--- START ROWS ---
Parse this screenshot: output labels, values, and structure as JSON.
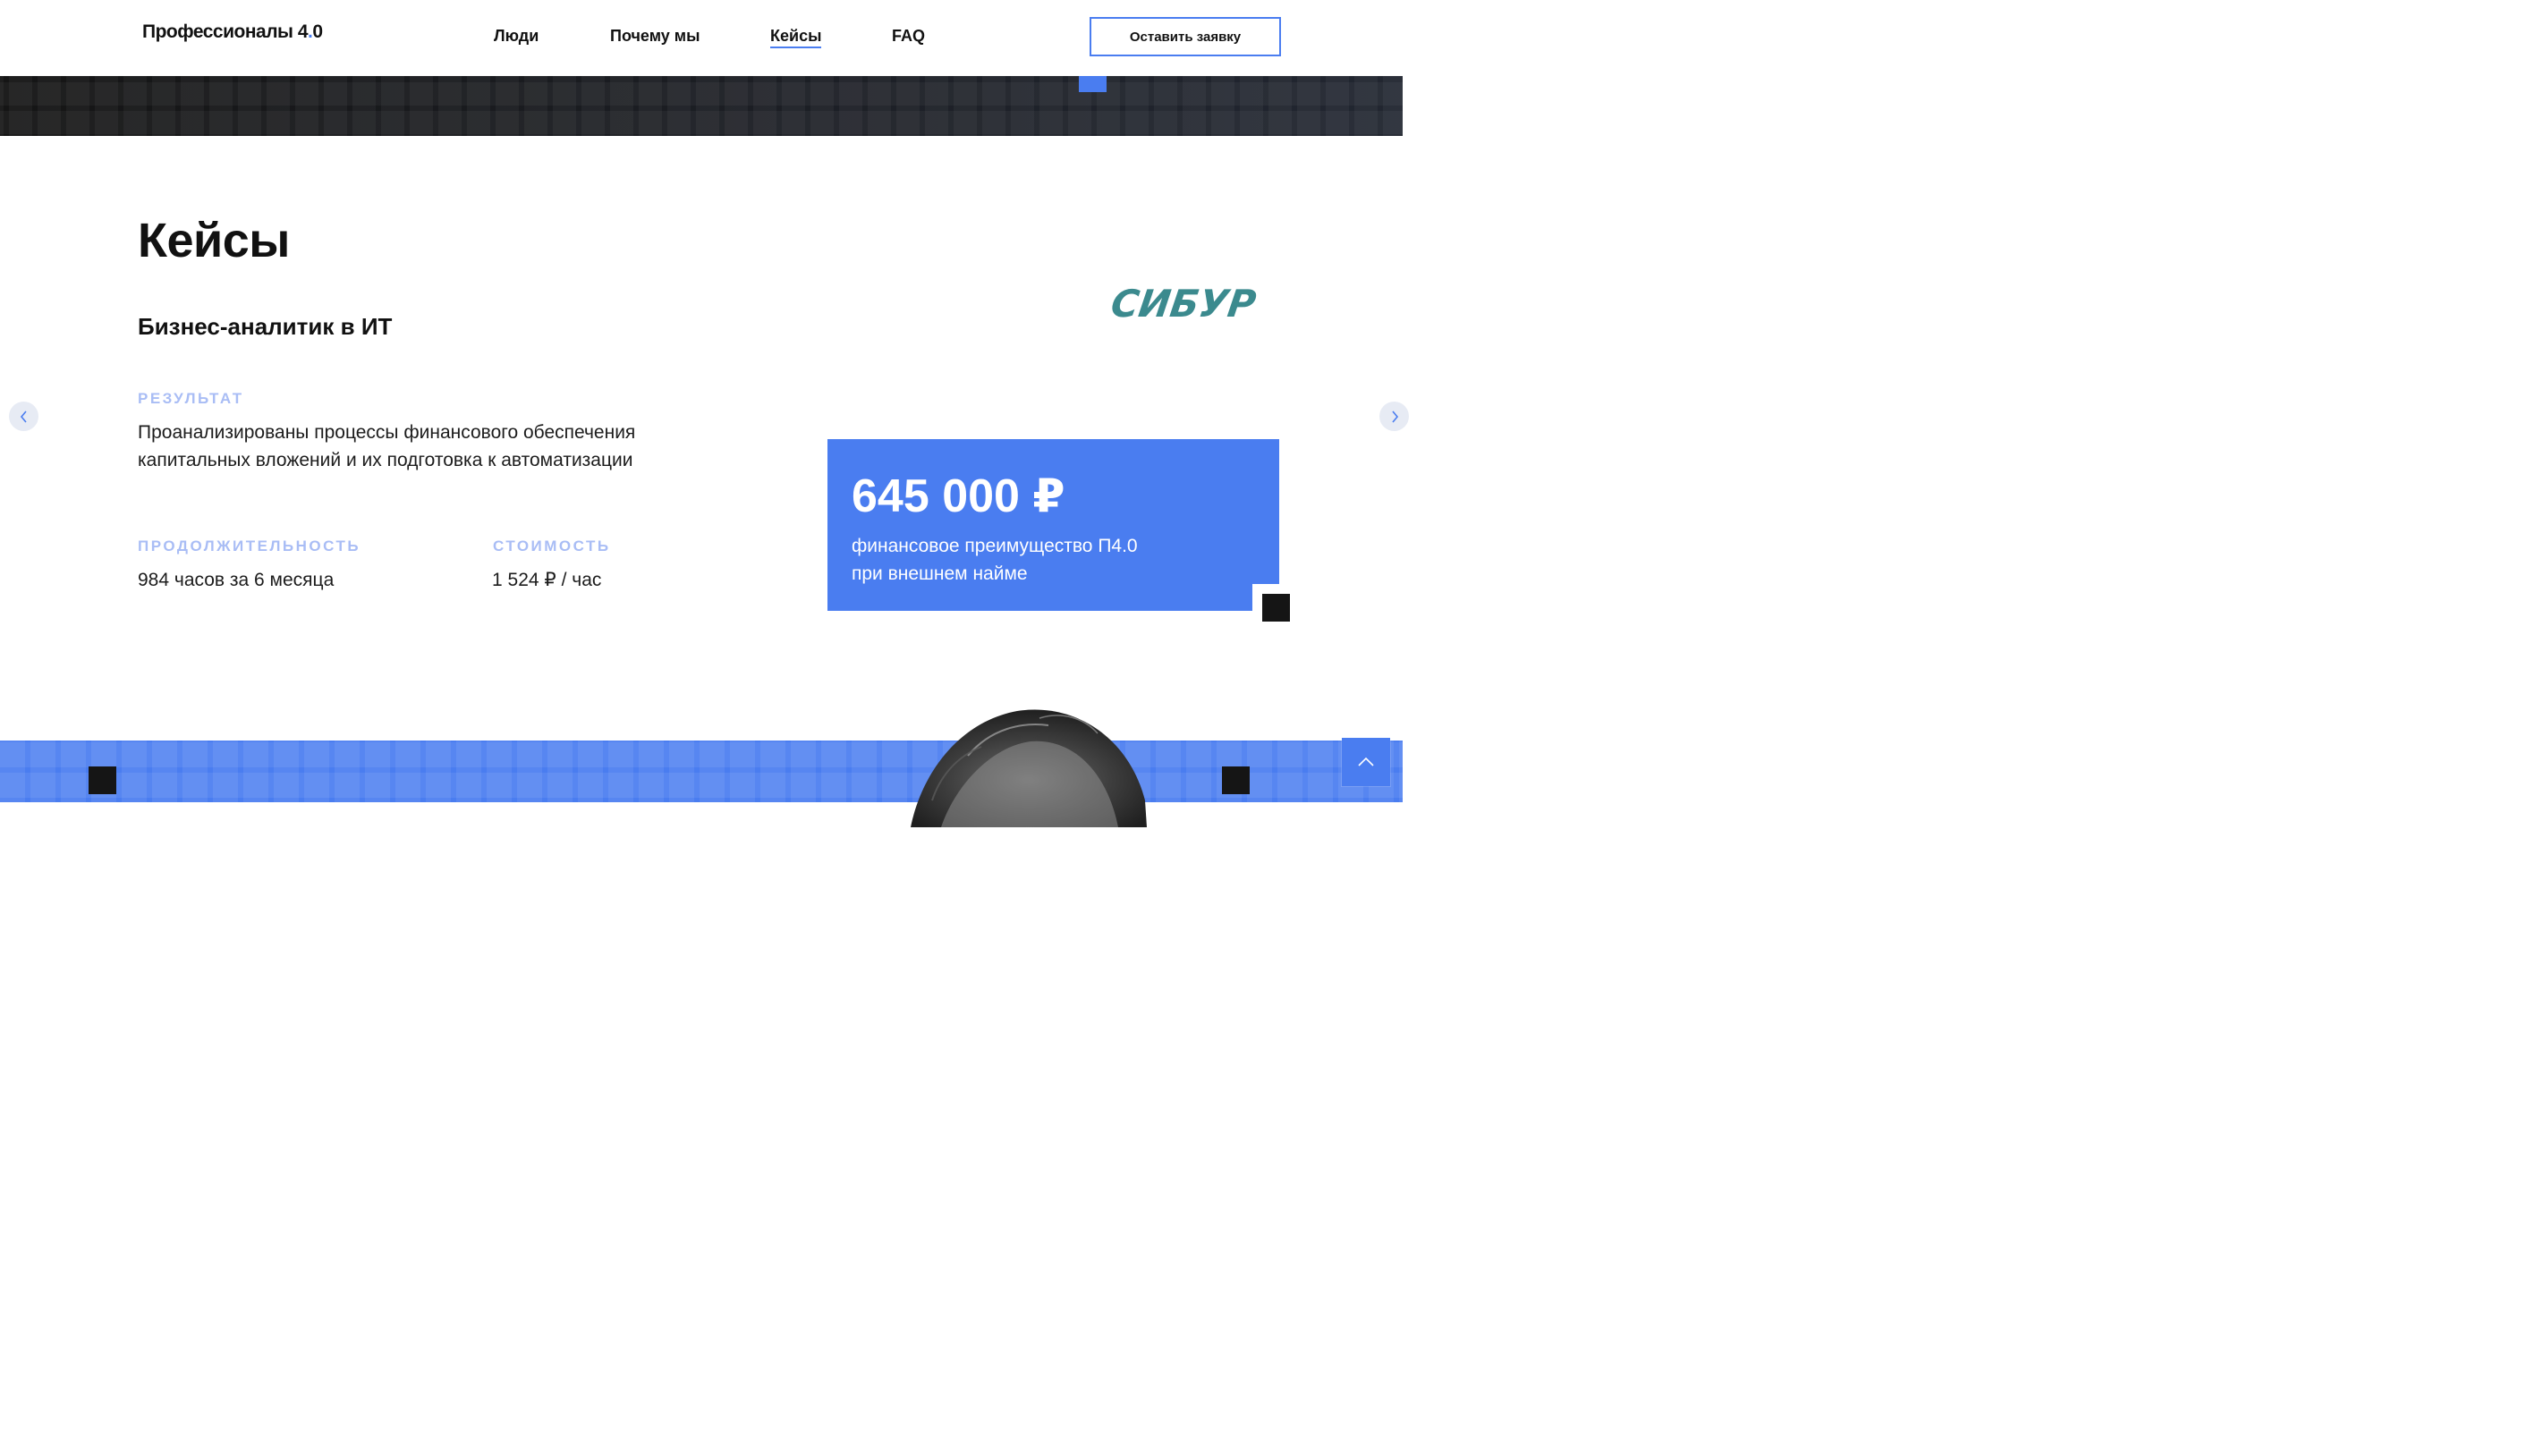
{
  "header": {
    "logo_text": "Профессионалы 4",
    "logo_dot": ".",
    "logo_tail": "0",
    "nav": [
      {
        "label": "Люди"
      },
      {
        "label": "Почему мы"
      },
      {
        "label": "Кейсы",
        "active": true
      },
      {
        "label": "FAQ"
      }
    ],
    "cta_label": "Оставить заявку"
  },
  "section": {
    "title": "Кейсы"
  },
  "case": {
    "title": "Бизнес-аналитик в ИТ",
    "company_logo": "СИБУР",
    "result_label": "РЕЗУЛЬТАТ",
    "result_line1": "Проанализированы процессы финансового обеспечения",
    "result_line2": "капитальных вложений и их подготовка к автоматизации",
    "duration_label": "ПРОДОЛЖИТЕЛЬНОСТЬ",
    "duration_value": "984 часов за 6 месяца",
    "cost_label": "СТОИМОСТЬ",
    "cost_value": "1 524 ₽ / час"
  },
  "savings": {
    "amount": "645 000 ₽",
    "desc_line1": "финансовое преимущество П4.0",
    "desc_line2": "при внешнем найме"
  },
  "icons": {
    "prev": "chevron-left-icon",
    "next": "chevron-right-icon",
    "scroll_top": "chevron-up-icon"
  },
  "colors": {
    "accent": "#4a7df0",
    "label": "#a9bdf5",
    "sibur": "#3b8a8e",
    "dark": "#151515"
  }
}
--- END ROWS ---
--- START ROWS ---
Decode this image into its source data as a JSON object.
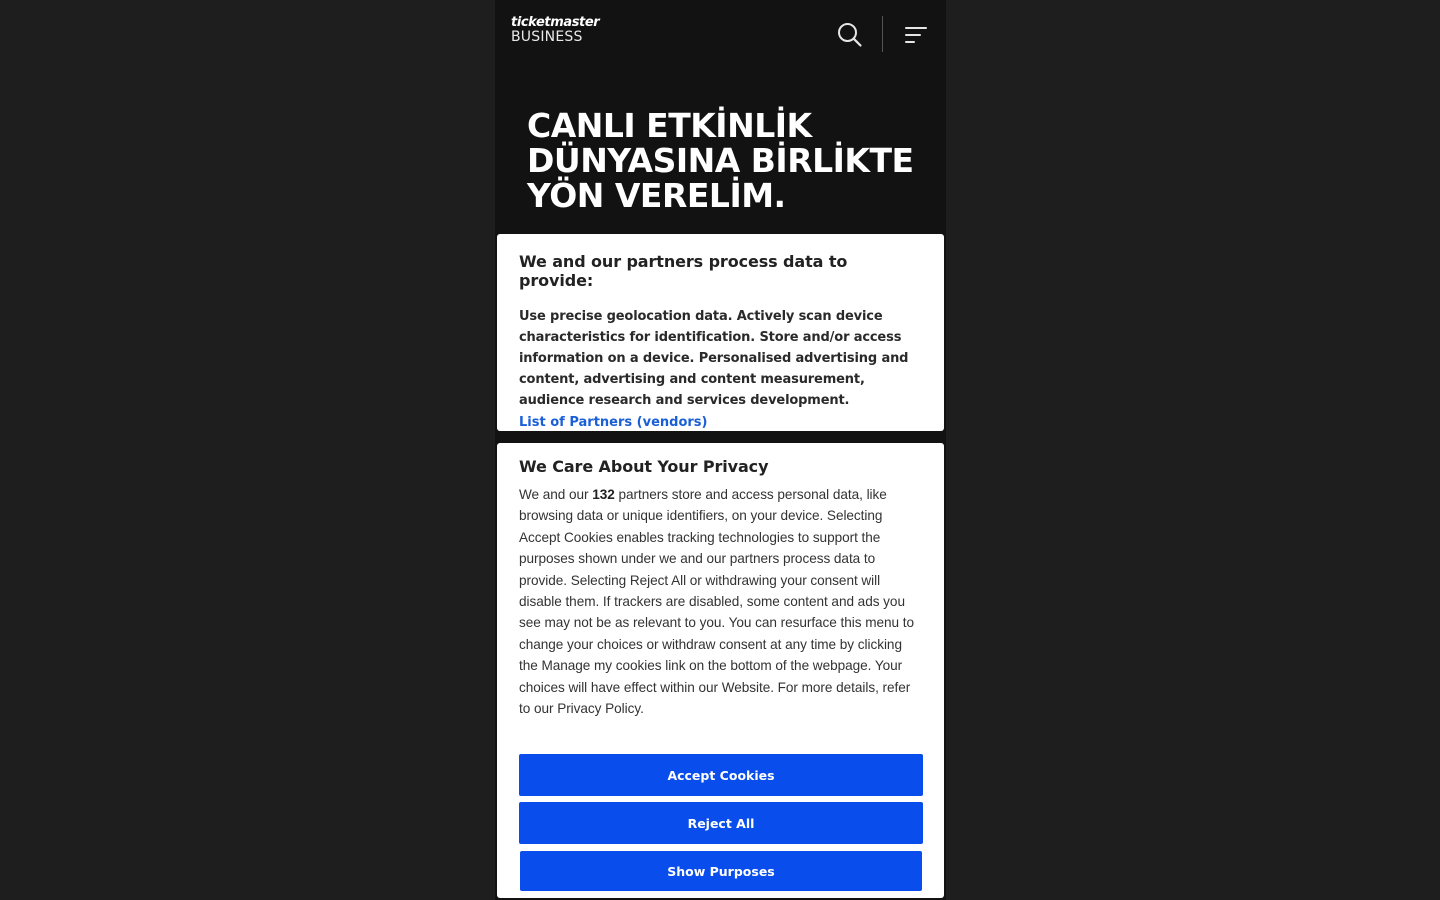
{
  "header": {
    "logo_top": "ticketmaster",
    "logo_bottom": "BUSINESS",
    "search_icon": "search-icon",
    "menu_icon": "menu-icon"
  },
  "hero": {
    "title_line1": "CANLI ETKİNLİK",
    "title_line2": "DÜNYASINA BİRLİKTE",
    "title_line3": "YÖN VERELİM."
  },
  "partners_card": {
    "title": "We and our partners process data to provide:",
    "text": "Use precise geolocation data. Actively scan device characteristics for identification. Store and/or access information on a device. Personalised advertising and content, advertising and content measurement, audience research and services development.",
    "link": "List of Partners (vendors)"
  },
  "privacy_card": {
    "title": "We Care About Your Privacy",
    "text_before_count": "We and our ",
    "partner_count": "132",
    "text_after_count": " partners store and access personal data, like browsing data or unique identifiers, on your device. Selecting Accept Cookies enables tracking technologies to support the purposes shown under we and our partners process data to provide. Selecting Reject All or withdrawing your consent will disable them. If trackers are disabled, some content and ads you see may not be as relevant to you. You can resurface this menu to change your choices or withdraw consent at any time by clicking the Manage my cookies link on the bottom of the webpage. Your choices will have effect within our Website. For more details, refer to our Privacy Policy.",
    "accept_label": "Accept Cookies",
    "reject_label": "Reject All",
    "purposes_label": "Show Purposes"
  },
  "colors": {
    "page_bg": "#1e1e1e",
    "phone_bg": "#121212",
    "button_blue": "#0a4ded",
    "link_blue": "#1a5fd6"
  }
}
--- END ROWS ---
--- START ROWS ---
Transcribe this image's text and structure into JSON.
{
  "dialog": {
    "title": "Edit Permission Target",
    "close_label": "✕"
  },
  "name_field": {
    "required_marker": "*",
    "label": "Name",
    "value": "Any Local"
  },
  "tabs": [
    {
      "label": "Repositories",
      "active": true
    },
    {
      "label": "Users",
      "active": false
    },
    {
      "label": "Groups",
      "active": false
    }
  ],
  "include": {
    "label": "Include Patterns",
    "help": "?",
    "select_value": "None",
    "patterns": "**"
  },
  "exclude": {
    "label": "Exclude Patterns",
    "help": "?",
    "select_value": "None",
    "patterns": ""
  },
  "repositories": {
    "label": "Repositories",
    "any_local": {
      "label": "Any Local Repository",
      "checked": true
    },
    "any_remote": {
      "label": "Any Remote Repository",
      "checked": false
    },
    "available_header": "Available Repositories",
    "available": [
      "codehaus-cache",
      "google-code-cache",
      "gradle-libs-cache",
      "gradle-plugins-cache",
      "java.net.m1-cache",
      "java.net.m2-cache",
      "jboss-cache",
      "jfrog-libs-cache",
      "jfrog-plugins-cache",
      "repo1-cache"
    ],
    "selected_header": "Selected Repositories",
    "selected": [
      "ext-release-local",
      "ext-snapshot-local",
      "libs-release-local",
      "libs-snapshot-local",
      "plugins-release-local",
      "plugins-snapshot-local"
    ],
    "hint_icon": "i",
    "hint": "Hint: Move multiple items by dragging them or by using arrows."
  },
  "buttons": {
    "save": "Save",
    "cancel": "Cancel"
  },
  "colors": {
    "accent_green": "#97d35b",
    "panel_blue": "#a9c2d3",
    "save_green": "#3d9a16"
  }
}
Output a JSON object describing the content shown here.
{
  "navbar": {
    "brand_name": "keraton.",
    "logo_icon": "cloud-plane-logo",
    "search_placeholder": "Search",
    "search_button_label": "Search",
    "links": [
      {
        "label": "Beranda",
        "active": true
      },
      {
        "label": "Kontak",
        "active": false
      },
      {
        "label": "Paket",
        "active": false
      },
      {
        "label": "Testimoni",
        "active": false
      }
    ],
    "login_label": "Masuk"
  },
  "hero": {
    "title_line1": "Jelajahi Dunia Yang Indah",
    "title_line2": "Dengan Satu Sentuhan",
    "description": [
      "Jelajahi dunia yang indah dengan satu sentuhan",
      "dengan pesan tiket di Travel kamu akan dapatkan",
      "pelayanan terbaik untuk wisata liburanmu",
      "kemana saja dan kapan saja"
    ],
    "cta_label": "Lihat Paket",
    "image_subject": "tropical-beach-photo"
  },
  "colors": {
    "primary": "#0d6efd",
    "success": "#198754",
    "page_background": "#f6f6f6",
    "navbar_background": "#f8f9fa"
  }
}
--- END ROWS ---
TASK DETAILS: Looking at the entries above, state how many lines contain "access"; give the number alone.

EXERCISE OUTPUT: 2